◆ WHAT IS NEEDED
Will you output the entries below exactly, skipping every image they contain?

* * * * * * *

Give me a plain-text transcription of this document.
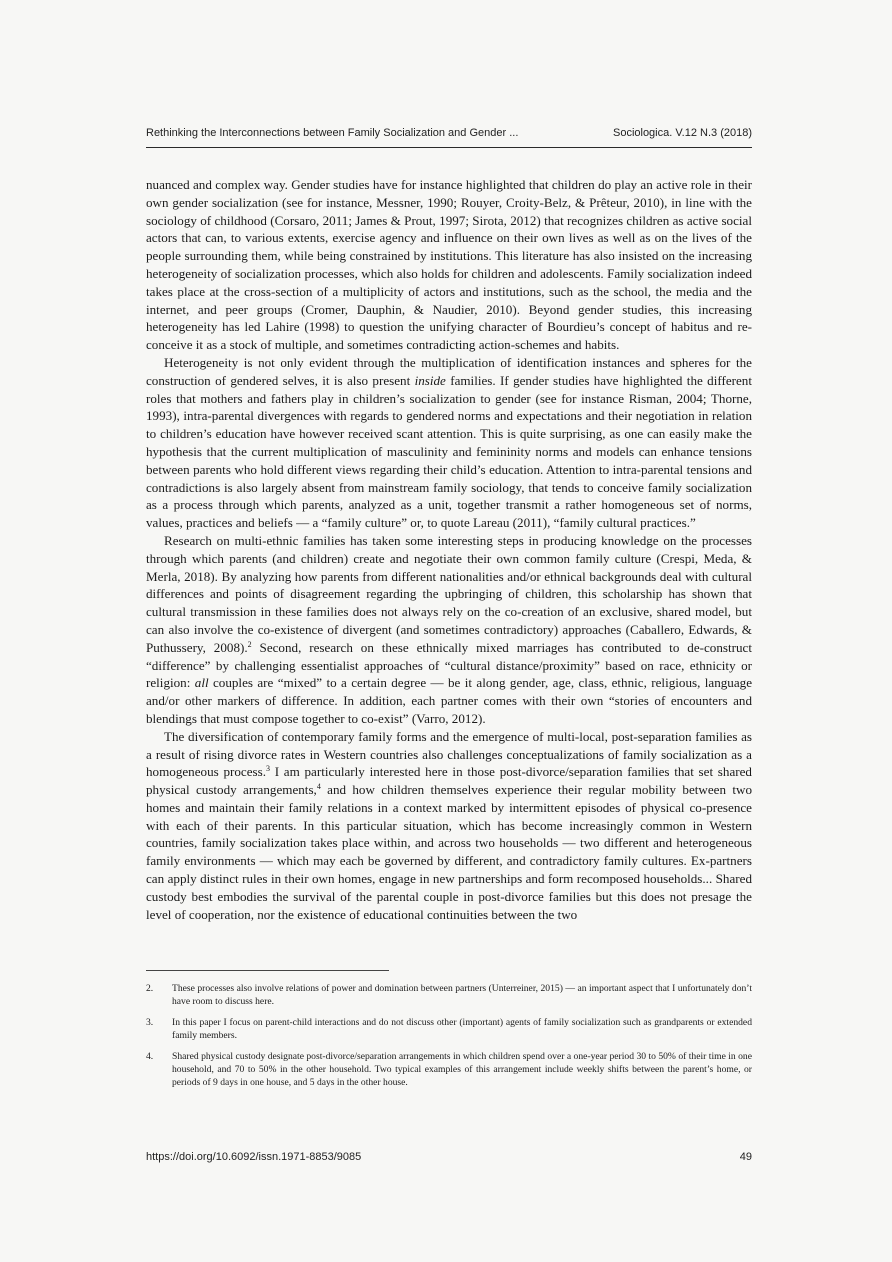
Rethinking the Interconnections between Family Socialization and Gender ...	Sociologica. V.12 N.3 (2018)

nuanced and complex way. Gender studies have for instance highlighted that children do play an active role in their own gender socialization (see for instance, Messner, 1990; Rouyer, Croity-Belz, & Prêteur, 2010), in line with the sociology of childhood (Corsaro, 2011; James & Prout, 1997; Sirota, 2012) that recognizes children as active social actors that can, to various extents, exercise agency and influence on their own lives as well as on the lives of the people surrounding them, while being constrained by institutions. This literature has also insisted on the increasing heterogeneity of socialization processes, which also holds for children and adolescents. Family socialization indeed takes place at the cross-section of a multiplicity of actors and institutions, such as the school, the media and the internet, and peer groups (Cromer, Dauphin, & Naudier, 2010). Beyond gender studies, this increasing heterogeneity has led Lahire (1998) to question the unifying character of Bourdieu’s concept of habitus and re-conceive it as a stock of multiple, and sometimes contradicting action-schemes and habits.

Heterogeneity is not only evident through the multiplication of identification instances and spheres for the construction of gendered selves, it is also present inside families. If gender studies have highlighted the different roles that mothers and fathers play in children’s socialization to gender (see for instance Risman, 2004; Thorne, 1993), intra-parental divergences with regards to gendered norms and expectations and their negotiation in relation to children’s education have however received scant attention. This is quite surprising, as one can easily make the hypothesis that the current multiplication of masculinity and femininity norms and models can enhance tensions between parents who hold different views regarding their child’s education. Attention to intra-parental tensions and contradictions is also largely absent from mainstream family sociology, that tends to conceive family socialization as a process through which parents, analyzed as a unit, together transmit a rather homogeneous set of norms, values, practices and beliefs — a “family culture” or, to quote Lareau (2011), “family cultural practices.”

Research on multi-ethnic families has taken some interesting steps in producing knowledge on the processes through which parents (and children) create and negotiate their own common family culture (Crespi, Meda, & Merla, 2018). By analyzing how parents from different nationalities and/or ethnical backgrounds deal with cultural differences and points of disagreement regarding the upbringing of children, this scholarship has shown that cultural transmission in these families does not always rely on the co-creation of an exclusive, shared model, but can also involve the co-existence of divergent (and sometimes contradictory) approaches (Caballero, Edwards, & Puthussery, 2008).$^2$ Second, research on these ethnically mixed marriages has contributed to de-construct “difference” by challenging essentialist approaches of “cultural distance/proximity” based on race, ethnicity or religion: all couples are “mixed” to a certain degree — be it along gender, age, class, ethnic, religious, language and/or other markers of difference. In addition, each partner comes with their own “stories of encounters and blendings that must compose together to co-exist” (Varro, 2012).

The diversification of contemporary family forms and the emergence of multi-local, post-separation families as a result of rising divorce rates in Western countries also challenges conceptualizations of family socialization as a homogeneous process.$^3$ I am particularly interested here in those post-divorce/separation families that set shared physical custody arrangements,$^4$ and how children themselves experience their regular mobility between two homes and maintain their family relations in a context marked by intermittent episodes of physical co-presence with each of their parents. In this particular situation, which has become increasingly common in Western countries, family socialization takes place within, and across two households — two different and heterogeneous family environments — which may each be governed by different, and contradictory family cultures. Ex-partners can apply distinct rules in their own homes, engage in new partnerships and form recomposed households... Shared custody best embodies the survival of the parental couple in post-divorce families but this does not presage the level of cooperation, nor the existence of educational continuities between the two

2.	These processes also involve relations of power and domination between partners (Unterreiner, 2015) — an important aspect that I unfortunately don’t have room to discuss here.
3.	In this paper I focus on parent-child interactions and do not discuss other (important) agents of family socialization such as grandparents or extended family members.
4.	Shared physical custody designate post-divorce/separation arrangements in which children spend over a one-year period 30 to 50% of their time in one household, and 70 to 50% in the other household. Two typical examples of this arrangement include weekly shifts between the parent’s home, or periods of 9 days in one house, and 5 days in the other house.
https://doi.org/10.6092/issn.1971-8853/9085	49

* * * * * * *

◆ EXERCISE SOLUTION
Give me a plain-text transcription of this document.
Rethinking the Interconnections between Family Socialization and Gender ...	Sociologica. V.12 N.3 (2018)

nuanced and complex way. Gender studies have for instance highlighted that children do play an active role in their own gender socialization (see for instance, Messner, 1990; Rouyer, Croity-Belz, & Prêteur, 2010), in line with the sociology of childhood (Corsaro, 2011; James & Prout, 1997; Sirota, 2012) that recognizes children as active social actors that can, to various extents, exercise agency and influence on their own lives as well as on the lives of the people surrounding them, while being constrained by institutions. This literature has also insisted on the increasing heterogeneity of socialization processes, which also holds for children and adolescents. Family socialization indeed takes place at the cross-section of a multiplicity of actors and institutions, such as the school, the media and the internet, and peer groups (Cromer, Dauphin, & Naudier, 2010). Beyond gender studies, this increasing heterogeneity has led Lahire (1998) to question the unifying character of Bourdieu’s concept of habitus and re-conceive it as a stock of multiple, and sometimes contradicting action-schemes and habits.

Heterogeneity is not only evident through the multiplication of identification instances and spheres for the construction of gendered selves, it is also present inside families. If gender studies have highlighted the different roles that mothers and fathers play in children’s socialization to gender (see for instance Risman, 2004; Thorne, 1993), intra-parental divergences with regards to gendered norms and expectations and their negotiation in relation to children’s education have however received scant attention. This is quite surprising, as one can easily make the hypothesis that the current multiplication of masculinity and femininity norms and models can enhance tensions between parents who hold different views regarding their child’s education. Attention to intra-parental tensions and contradictions is also largely absent from mainstream family sociology, that tends to conceive family socialization as a process through which parents, analyzed as a unit, together transmit a rather homogeneous set of norms, values, practices and beliefs — a “family culture” or, to quote Lareau (2011), “family cultural practices.”

Research on multi-ethnic families has taken some interesting steps in producing knowledge on the processes through which parents (and children) create and negotiate their own common family culture (Crespi, Meda, & Merla, 2018). By analyzing how parents from different nationalities and/or ethnical backgrounds deal with cultural differences and points of disagreement regarding the upbringing of children, this scholarship has shown that cultural transmission in these families does not always rely on the co-creation of an exclusive, shared model, but can also involve the co-existence of divergent (and sometimes contradictory) approaches (Caballero, Edwards, & Puthussery, 2008).$^2$ Second, research on these ethnically mixed marriages has contributed to de-construct “difference” by challenging essentialist approaches of “cultural distance/proximity” based on race, ethnicity or religion: all couples are “mixed” to a certain degree — be it along gender, age, class, ethnic, religious, language and/or other markers of difference. In addition, each partner comes with their own “stories of encounters and blendings that must compose together to co-exist” (Varro, 2012).

The diversification of contemporary family forms and the emergence of multi-local, post-separation families as a result of rising divorce rates in Western countries also challenges conceptualizations of family socialization as a homogeneous process.$^3$ I am particularly interested here in those post-divorce/separation families that set shared physical custody arrangements,$^4$ and how children themselves experience their regular mobility between two homes and maintain their family relations in a context marked by intermittent episodes of physical co-presence with each of their parents. In this particular situation, which has become increasingly common in Western countries, family socialization takes place within, and across two households — two different and heterogeneous family environments — which may each be governed by different, and contradictory family cultures. Ex-partners can apply distinct rules in their own homes, engage in new partnerships and form recomposed households... Shared custody best embodies the survival of the parental couple in post-divorce families but this does not presage the level of cooperation, nor the existence of educational continuities between the two

2.	These processes also involve relations of power and domination between partners (Unterreiner, 2015) — an important aspect that I unfortunately don’t have room to discuss here.
3.	In this paper I focus on parent-child interactions and do not discuss other (important) agents of family socialization such as grandparents or extended family members.
4.	Shared physical custody designate post-divorce/separation arrangements in which children spend over a one-year period 30 to 50% of their time in one household, and 70 to 50% in the other household. Two typical examples of this arrangement include weekly shifts between the parent’s home, or periods of 9 days in one house, and 5 days in the other house.
https://doi.org/10.6092/issn.1971-8853/9085	49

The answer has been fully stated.